**WHAT YOU WILL DO**
Report every line from the material that contains the word "screenshot".

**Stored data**
<<<<
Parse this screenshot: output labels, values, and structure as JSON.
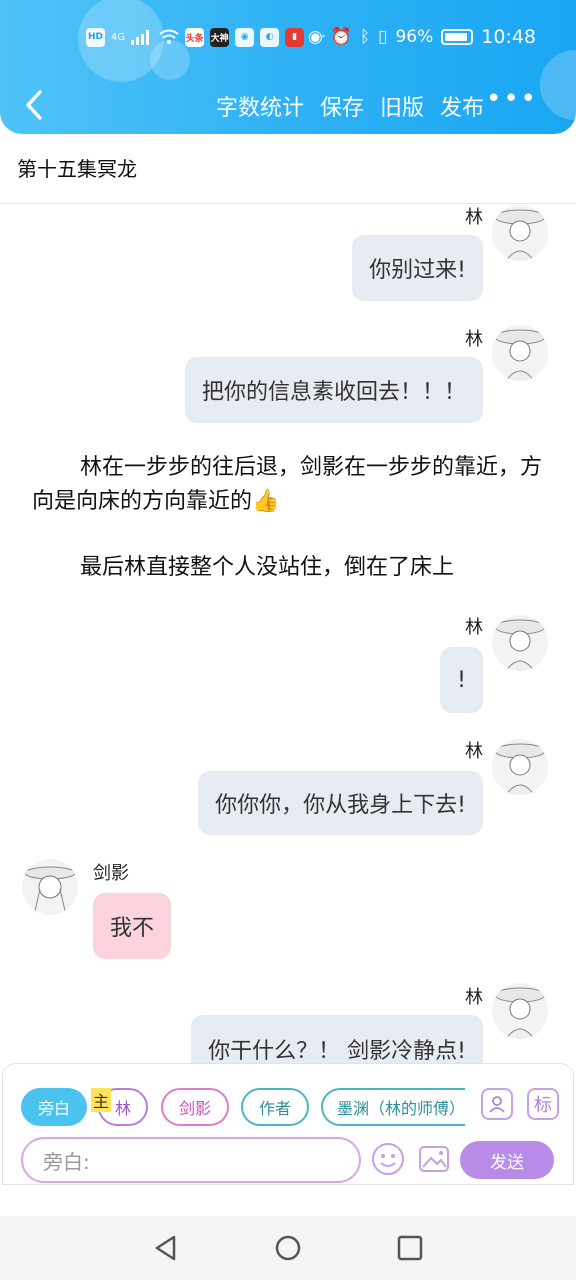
{
  "status_bar": {
    "left_icons": [
      "HD",
      "4G",
      "头条",
      "大神"
    ],
    "battery": "96%",
    "time": "10:48"
  },
  "toolbar": {
    "back_icon": "chevron-left-icon",
    "actions": [
      "字数统计",
      "保存",
      "旧版",
      "发布"
    ],
    "more_label": "•••"
  },
  "chapter_title": "第十五集冥龙",
  "messages": [
    {
      "side": "right",
      "name": "林",
      "text": "你别过来!"
    },
    {
      "side": "right",
      "name": "林",
      "text": "把你的信息素收回去！！！"
    },
    {
      "side": "narration",
      "text": "林在一步步的往后退，剑影在一步步的靠近，方向是向床的方向靠近的👍"
    },
    {
      "side": "narration",
      "text": "最后林直接整个人没站住，倒在了床上"
    },
    {
      "side": "right",
      "name": "林",
      "text": "!"
    },
    {
      "side": "right",
      "name": "林",
      "text": "你你你，你从我身上下去!"
    },
    {
      "side": "left",
      "name": "剑影",
      "text": "我不"
    },
    {
      "side": "right",
      "name": "林",
      "text": "你干什么？！ 剑影冷静点!"
    }
  ],
  "roles": {
    "narrator": "旁白",
    "main_tag": "主",
    "lin": "林",
    "jianying": "剑影",
    "author": "作者",
    "mentor": "墨渊（林的师傅）",
    "tag_label": "标"
  },
  "composer": {
    "placeholder": "旁白:",
    "send_label": "发送"
  },
  "colors": {
    "header": "#2fb2f5",
    "bubble_right": "#e7ebf2",
    "bubble_left": "#fbd3dd",
    "send": "#b98be9"
  }
}
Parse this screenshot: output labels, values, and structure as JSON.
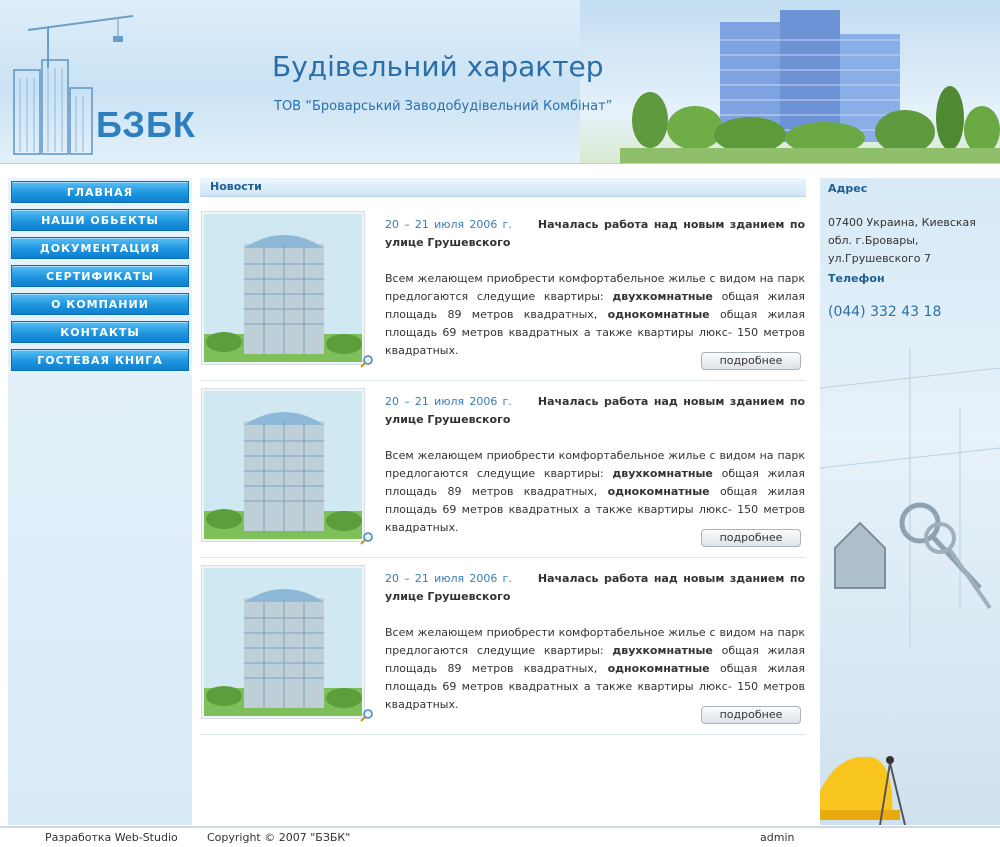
{
  "header": {
    "logo_text": "БЗБК",
    "title": "Будівельний характер",
    "subtitle": "ТОВ “Броварський Заводобудівельний Комбінат”"
  },
  "menu": [
    {
      "label": "ГЛАВНАЯ"
    },
    {
      "label": "НАШИ ОБЬЕКТЫ"
    },
    {
      "label": "ДОКУМЕНТАЦИЯ"
    },
    {
      "label": "СЕРТИФИКАТЫ"
    },
    {
      "label": "О КОМПАНИИ"
    },
    {
      "label": "КОНТАКТЫ"
    },
    {
      "label": "ГОСТЕВАЯ КНИГА"
    }
  ],
  "news": {
    "heading": "Новости",
    "items": [
      {
        "date": "20 – 21 июля 2006 г.",
        "title": "Началась работа над новым зданием по улице Грушевского",
        "body_1": "Всем желающем приобрести комфортабельное жилье с видом на парк предлогаются следущие квартиры: ",
        "strong_1": "двухкомнатные",
        "body_2": " общая жилая площадь 89 метров квадратных, ",
        "strong_2": "однокомнатные",
        "body_3": " общая жилая площадь 69 метров квадратных а также квартиры люкс- 150 метров квадратных.",
        "more": "подробнее"
      },
      {
        "date": "20 – 21 июля 2006 г.",
        "title": "Началась работа над новым зданием по улице Грушевского",
        "body_1": "Всем желающем приобрести комфортабельное жилье с видом на парк предлогаются следущие квартиры: ",
        "strong_1": "двухкомнатные",
        "body_2": " общая жилая площадь 89 метров квадратных, ",
        "strong_2": "однокомнатные",
        "body_3": " общая жилая площадь 69 метров квадратных а также квартиры люкс- 150 метров квадратных.",
        "more": "подробнее"
      },
      {
        "date": "20 – 21 июля 2006 г.",
        "title": "Началась работа над новым зданием по улице Грушевского",
        "body_1": "Всем желающем приобрести комфортабельное жилье с видом на парк предлогаются следущие квартиры: ",
        "strong_1": "двухкомнатные",
        "body_2": " общая жилая площадь 89 метров квадратных, ",
        "strong_2": "однокомнатные",
        "body_3": " общая жилая площадь 69 метров квадратных а также квартиры люкс- 150 метров квадратных.",
        "more": "подробнее"
      }
    ]
  },
  "contacts": {
    "address_label": "Адрес",
    "address": "07400 Украина, Киевская обл. г.Бровары, ул.Грушевского 7",
    "phone_label": "Телефон",
    "phone": "(044) 332 43 18"
  },
  "footer": {
    "dev": "Разработка Web-Studio",
    "copyright": "Copyright © 2007 \"БЗБК\"",
    "admin": "admin"
  },
  "icons": {
    "zoom": "magnifier-icon"
  },
  "colors": {
    "accent": "#2b6fa8",
    "menu": "#1e95de",
    "date": "#3a7bb4"
  }
}
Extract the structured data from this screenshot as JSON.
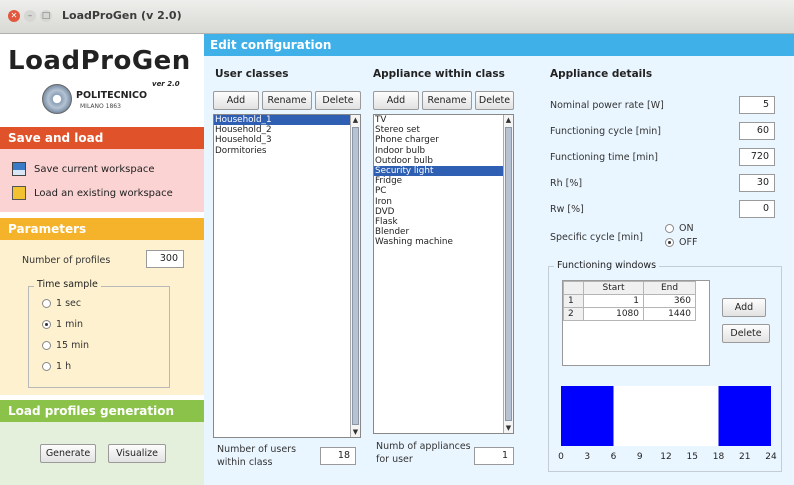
{
  "window": {
    "title": "LoadProGen (v 2.0)"
  },
  "logo": {
    "text": "LoadProGen",
    "version": "ver 2.0",
    "org": "POLITECNICO",
    "org_sub": "MILANO 1863"
  },
  "save_load": {
    "title": "Save and load",
    "save_label": "Save current workspace",
    "load_label": "Load an existing workspace"
  },
  "parameters": {
    "title": "Parameters",
    "profiles_label": "Number of profiles",
    "profiles_value": "300",
    "time_sample_label": "Time sample",
    "options": [
      "1 sec",
      "1 min",
      "15 min",
      "1 h"
    ],
    "selected": "1 min"
  },
  "generation": {
    "title": "Load profiles generation",
    "generate_label": "Generate",
    "visualize_label": "Visualize"
  },
  "edit": {
    "title": "Edit configuration",
    "user_classes": {
      "title": "User classes",
      "add": "Add",
      "rename": "Rename",
      "delete": "Delete",
      "items": [
        "Household_1",
        "Household_2",
        "Household_3",
        "Dormitories"
      ],
      "selected": "Household_1",
      "count_label_1": "Number of users",
      "count_label_2": "within class",
      "count_value": "18"
    },
    "appliances": {
      "title": "Appliance within class",
      "add": "Add",
      "rename": "Rename",
      "delete": "Delete",
      "items": [
        "TV",
        "Stereo set",
        "Phone charger",
        "Indoor bulb",
        "Outdoor bulb",
        "Security light",
        "Fridge",
        "PC",
        "Iron",
        "DVD",
        "Flask",
        "Blender",
        "Washing machine"
      ],
      "selected": "Security light",
      "count_label_1": "Numb of appliances",
      "count_label_2": "for user",
      "count_value": "1"
    },
    "details": {
      "title": "Appliance details",
      "fields": [
        {
          "label": "Nominal power rate [W]",
          "value": "5"
        },
        {
          "label": "Functioning cycle [min]",
          "value": "60"
        },
        {
          "label": "Functioning time [min]",
          "value": "720"
        },
        {
          "label": "Rh [%]",
          "value": "30"
        },
        {
          "label": "Rw [%]",
          "value": "0"
        }
      ],
      "specific_cycle_label": "Specific cycle [min]",
      "on_label": "ON",
      "off_label": "OFF",
      "specific_cycle_selected": "OFF",
      "windows_title": "Functioning windows",
      "table_headers": [
        "Start",
        "End"
      ],
      "table_rows": [
        {
          "idx": "1",
          "start": "1",
          "end": "360"
        },
        {
          "idx": "2",
          "start": "1080",
          "end": "1440"
        }
      ],
      "add": "Add",
      "delete": "Delete"
    }
  },
  "chart_data": {
    "type": "bar",
    "x_ticks": [
      "0",
      "3",
      "6",
      "9",
      "12",
      "15",
      "18",
      "21",
      "24"
    ],
    "xlim": [
      0,
      24
    ],
    "intervals_hours": [
      [
        0,
        6
      ],
      [
        18,
        24
      ]
    ],
    "bar_color": "#0000ff"
  }
}
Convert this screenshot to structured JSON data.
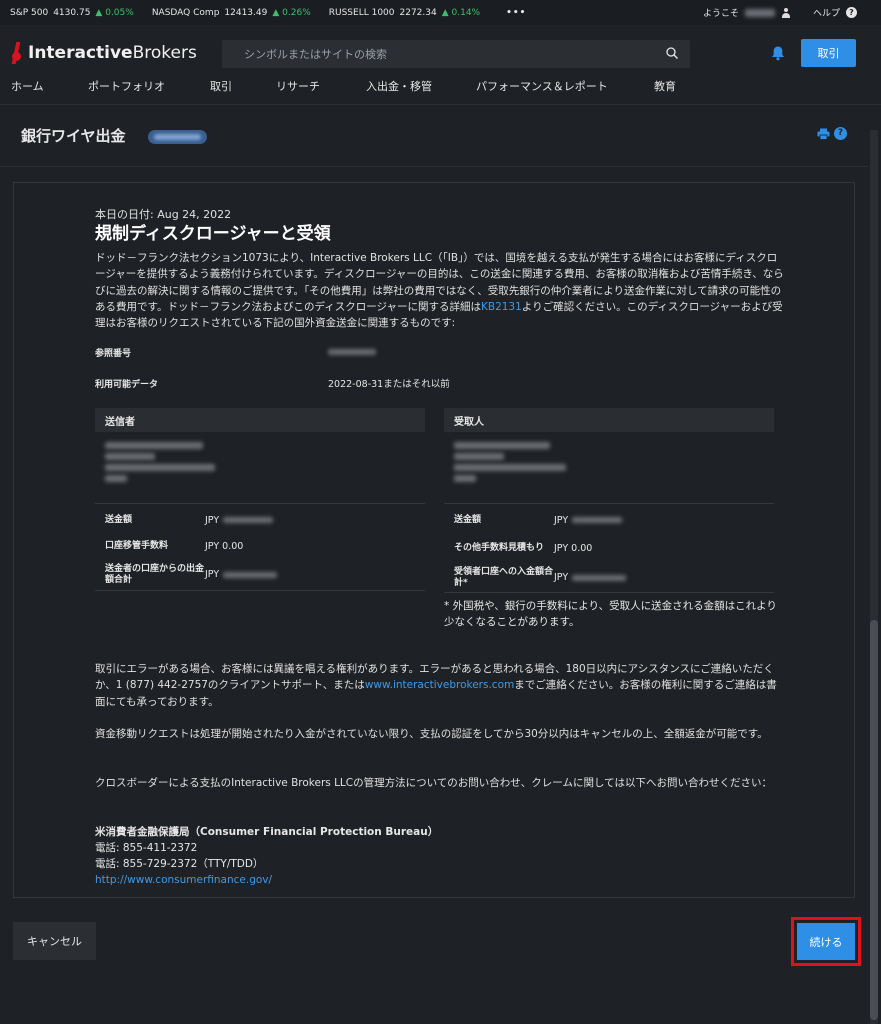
{
  "tickers": [
    {
      "name": "S&P 500",
      "value": "4130.75",
      "change": "0.05%"
    },
    {
      "name": "NASDAQ Comp",
      "value": "12413.49",
      "change": "0.26%"
    },
    {
      "name": "RUSSELL 1000",
      "value": "2272.34",
      "change": "0.14%"
    }
  ],
  "topbar": {
    "more": "•••",
    "welcome": "ようこそ",
    "help": "ヘルプ",
    "help_icon": "?"
  },
  "brand": {
    "part1": "Interactive",
    "part2": "Brokers"
  },
  "search": {
    "placeholder": "シンボルまたはサイトの検索"
  },
  "header": {
    "trade_label": "取引"
  },
  "nav": [
    "ホーム",
    "ポートフォリオ",
    "取引",
    "リサーチ",
    "入出金・移管",
    "パフォーマンス＆レポート",
    "教育"
  ],
  "page": {
    "title": "銀行ワイヤ出金",
    "help_icon": "?"
  },
  "disclosure": {
    "date": "本日の日付: Aug 24, 2022",
    "heading": "規制ディスクロージャーと受領",
    "intro_a": "ドッド－フランク法セクション1073により、Interactive Brokers LLC（「IB」）では、国境を越える支払が発生する場合にはお客様にディスクロージャーを提供するよう義務付けられています。ディスクロージャーの目的は、この送金に関連する費用、お客様の取消権および苦情手続き、ならびに過去の解決に関する情報のご提供です。「その他費用」は弊社の費用ではなく、受取先銀行の仲介業者により送金作業に対して請求の可能性のある費用です。ドッド－フランク法およびこのディスクロージャーに関する詳細は",
    "intro_link": "KB2131",
    "intro_b": "よりご確認ください。このディスクロージャーおよび受理はお客様のリクエストされている下記の国外資金送金に関連するものです:",
    "ref_label": "参照番号",
    "available_label": "利用可能データ",
    "available_value": "2022-08-31またはそれ以前"
  },
  "sender": {
    "title": "送信者",
    "rows": [
      {
        "label": "送金額",
        "currency": "JPY",
        "value": ""
      },
      {
        "label": "口座移管手数料",
        "currency": "JPY",
        "value": "0.00"
      },
      {
        "label": "送金者の口座からの出金額合計",
        "currency": "JPY",
        "value": ""
      }
    ]
  },
  "receiver": {
    "title": "受取人",
    "rows": [
      {
        "label": "送金額",
        "currency": "JPY",
        "value": ""
      },
      {
        "label": "その他手数料見積もり",
        "currency": "JPY",
        "value": "0.00"
      },
      {
        "label": "受領者口座への入金額合計*",
        "currency": "JPY",
        "value": ""
      }
    ],
    "note": "* 外国税や、銀行の手数料により、受取人に送金される金額はこれより少なくなることがあります。"
  },
  "footer_text": {
    "error_a": "取引にエラーがある場合、お客様には異議を唱える権利があります。エラーがあると思われる場合、180日以内にアシスタンスにご連絡いただくか、1 (877) 442-2757のクライアントサポート、または",
    "error_link": "www.interactivebrokers.com",
    "error_b": "までご連絡ください。お客様の権利に関するご連絡は書面にても承っております。",
    "refund": "資金移動リクエストは処理が開始されたり入金がされていない限り、支払の認証をしてから30分以内はキャンセルの上、全額返金が可能です。",
    "crossborder": "クロスボーダーによる支払のInteractive Brokers LLCの管理方法についてのお問い合わせ、クレームに関しては以下へお問い合わせください："
  },
  "cfpb": {
    "name": "米消費者金融保護局（Consumer Financial Protection Bureau）",
    "phone1": "電話: 855-411-2372",
    "phone2": "電話: 855-729-2372（TTY/TDD）",
    "url": "http://www.consumerfinance.gov/"
  },
  "actions": {
    "cancel": "キャンセル",
    "continue": "続ける"
  },
  "colors": {
    "accent": "#2f8fe6",
    "positive": "#3cc06a",
    "highlight": "#e0101c",
    "brand_red": "#d81222"
  }
}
>>>>
**RESULT OF THIS EXERCISE**
Parse this screenshot: output labels, values, and structure as JSON.
Parse this screenshot: output labels, values, and structure as JSON.
Extract the structured data from this screenshot as JSON.
Convert this screenshot to structured JSON data.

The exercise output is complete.